== Aim ==
All of the data below should be written out exactly.

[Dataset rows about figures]
◇ ◇ ◇
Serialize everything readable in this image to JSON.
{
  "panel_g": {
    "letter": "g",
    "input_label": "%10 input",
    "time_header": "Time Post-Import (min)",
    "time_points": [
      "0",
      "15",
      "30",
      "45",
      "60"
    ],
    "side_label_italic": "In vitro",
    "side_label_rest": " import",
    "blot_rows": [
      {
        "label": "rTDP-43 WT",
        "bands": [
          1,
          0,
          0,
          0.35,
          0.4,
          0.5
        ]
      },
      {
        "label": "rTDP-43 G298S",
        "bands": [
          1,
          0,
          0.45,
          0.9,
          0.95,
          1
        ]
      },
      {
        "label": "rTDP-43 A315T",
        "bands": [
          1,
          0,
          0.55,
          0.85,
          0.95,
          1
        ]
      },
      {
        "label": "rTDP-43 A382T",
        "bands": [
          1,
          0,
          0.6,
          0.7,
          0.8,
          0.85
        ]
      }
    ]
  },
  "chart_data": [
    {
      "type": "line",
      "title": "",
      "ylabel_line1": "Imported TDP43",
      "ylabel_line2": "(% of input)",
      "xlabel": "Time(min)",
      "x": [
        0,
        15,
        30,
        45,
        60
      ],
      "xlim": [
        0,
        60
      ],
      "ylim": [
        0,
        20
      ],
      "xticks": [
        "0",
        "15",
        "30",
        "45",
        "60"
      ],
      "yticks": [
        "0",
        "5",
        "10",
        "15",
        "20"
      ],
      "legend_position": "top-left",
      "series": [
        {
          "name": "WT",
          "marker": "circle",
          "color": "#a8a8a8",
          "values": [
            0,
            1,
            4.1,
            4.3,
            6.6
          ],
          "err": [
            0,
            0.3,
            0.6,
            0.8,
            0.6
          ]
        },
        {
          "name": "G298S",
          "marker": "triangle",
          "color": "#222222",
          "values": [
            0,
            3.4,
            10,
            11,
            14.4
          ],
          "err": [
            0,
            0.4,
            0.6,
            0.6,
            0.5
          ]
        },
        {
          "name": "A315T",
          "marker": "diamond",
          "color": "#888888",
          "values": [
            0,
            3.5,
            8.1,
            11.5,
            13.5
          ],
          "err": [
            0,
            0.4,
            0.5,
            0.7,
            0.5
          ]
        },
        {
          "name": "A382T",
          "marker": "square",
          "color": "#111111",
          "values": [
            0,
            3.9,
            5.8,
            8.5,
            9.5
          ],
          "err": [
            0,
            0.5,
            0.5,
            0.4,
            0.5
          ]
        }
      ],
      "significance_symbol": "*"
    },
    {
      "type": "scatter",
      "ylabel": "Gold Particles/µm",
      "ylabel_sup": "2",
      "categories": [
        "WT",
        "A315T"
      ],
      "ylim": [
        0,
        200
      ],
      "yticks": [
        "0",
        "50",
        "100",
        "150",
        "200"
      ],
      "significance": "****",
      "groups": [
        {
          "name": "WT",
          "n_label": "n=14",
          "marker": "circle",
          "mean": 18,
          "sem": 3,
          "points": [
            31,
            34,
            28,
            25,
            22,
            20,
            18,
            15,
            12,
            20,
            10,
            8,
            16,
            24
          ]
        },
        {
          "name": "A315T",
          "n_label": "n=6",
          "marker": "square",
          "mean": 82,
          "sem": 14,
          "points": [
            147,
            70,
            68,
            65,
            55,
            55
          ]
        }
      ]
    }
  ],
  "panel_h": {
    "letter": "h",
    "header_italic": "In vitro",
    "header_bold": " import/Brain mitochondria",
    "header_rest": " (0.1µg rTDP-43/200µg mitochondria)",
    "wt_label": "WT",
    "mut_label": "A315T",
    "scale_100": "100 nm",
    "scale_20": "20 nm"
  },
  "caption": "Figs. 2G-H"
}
◇ ◇ ◇
== Reply to the task ==
Serialize everything readable in this image to JSON.
{
  "panel_g": {
    "letter": "g",
    "input_label": "%10 input",
    "time_header": "Time Post-Import (min)",
    "time_points": [
      "0",
      "15",
      "30",
      "45",
      "60"
    ],
    "side_label_italic": "In vitro",
    "side_label_rest": " import",
    "blot_rows": [
      {
        "label": "rTDP-43 WT",
        "bands": [
          1,
          0,
          0,
          0.35,
          0.4,
          0.5
        ]
      },
      {
        "label": "rTDP-43 G298S",
        "bands": [
          1,
          0,
          0.45,
          0.9,
          0.95,
          1
        ]
      },
      {
        "label": "rTDP-43 A315T",
        "bands": [
          1,
          0,
          0.55,
          0.85,
          0.95,
          1
        ]
      },
      {
        "label": "rTDP-43 A382T",
        "bands": [
          1,
          0,
          0.6,
          0.7,
          0.8,
          0.85
        ]
      }
    ]
  },
  "chart_data": [
    {
      "type": "line",
      "title": "",
      "ylabel_line1": "Imported TDP43",
      "ylabel_line2": "(% of input)",
      "xlabel": "Time(min)",
      "x": [
        0,
        15,
        30,
        45,
        60
      ],
      "xlim": [
        0,
        60
      ],
      "ylim": [
        0,
        20
      ],
      "xticks": [
        "0",
        "15",
        "30",
        "45",
        "60"
      ],
      "yticks": [
        "0",
        "5",
        "10",
        "15",
        "20"
      ],
      "legend_position": "top-left",
      "series": [
        {
          "name": "WT",
          "marker": "circle",
          "color": "#a8a8a8",
          "values": [
            0,
            1,
            4.1,
            4.3,
            6.6
          ],
          "err": [
            0,
            0.3,
            0.6,
            0.8,
            0.6
          ]
        },
        {
          "name": "G298S",
          "marker": "triangle",
          "color": "#222222",
          "values": [
            0,
            3.4,
            10,
            11,
            14.4
          ],
          "err": [
            0,
            0.4,
            0.6,
            0.6,
            0.5
          ]
        },
        {
          "name": "A315T",
          "marker": "diamond",
          "color": "#888888",
          "values": [
            0,
            3.5,
            8.1,
            11.5,
            13.5
          ],
          "err": [
            0,
            0.4,
            0.5,
            0.7,
            0.5
          ]
        },
        {
          "name": "A382T",
          "marker": "square",
          "color": "#111111",
          "values": [
            0,
            3.9,
            5.8,
            8.5,
            9.5
          ],
          "err": [
            0,
            0.5,
            0.5,
            0.4,
            0.5
          ]
        }
      ],
      "significance_symbol": "*"
    },
    {
      "type": "scatter",
      "ylabel": "Gold Particles/µm",
      "ylabel_sup": "2",
      "categories": [
        "WT",
        "A315T"
      ],
      "ylim": [
        0,
        200
      ],
      "yticks": [
        "0",
        "50",
        "100",
        "150",
        "200"
      ],
      "significance": "****",
      "groups": [
        {
          "name": "WT",
          "n_label": "n=14",
          "marker": "circle",
          "mean": 18,
          "sem": 3,
          "points": [
            31,
            34,
            28,
            25,
            22,
            20,
            18,
            15,
            12,
            20,
            10,
            8,
            16,
            24
          ]
        },
        {
          "name": "A315T",
          "n_label": "n=6",
          "marker": "square",
          "mean": 82,
          "sem": 14,
          "points": [
            147,
            70,
            68,
            65,
            55,
            55
          ]
        }
      ]
    }
  ],
  "panel_h": {
    "letter": "h",
    "header_italic": "In vitro",
    "header_bold": " import/Brain mitochondria",
    "header_rest": " (0.1µg rTDP-43/200µg mitochondria)",
    "wt_label": "WT",
    "mut_label": "A315T",
    "scale_100": "100 nm",
    "scale_20": "20 nm"
  },
  "caption": "Figs. 2G-H"
}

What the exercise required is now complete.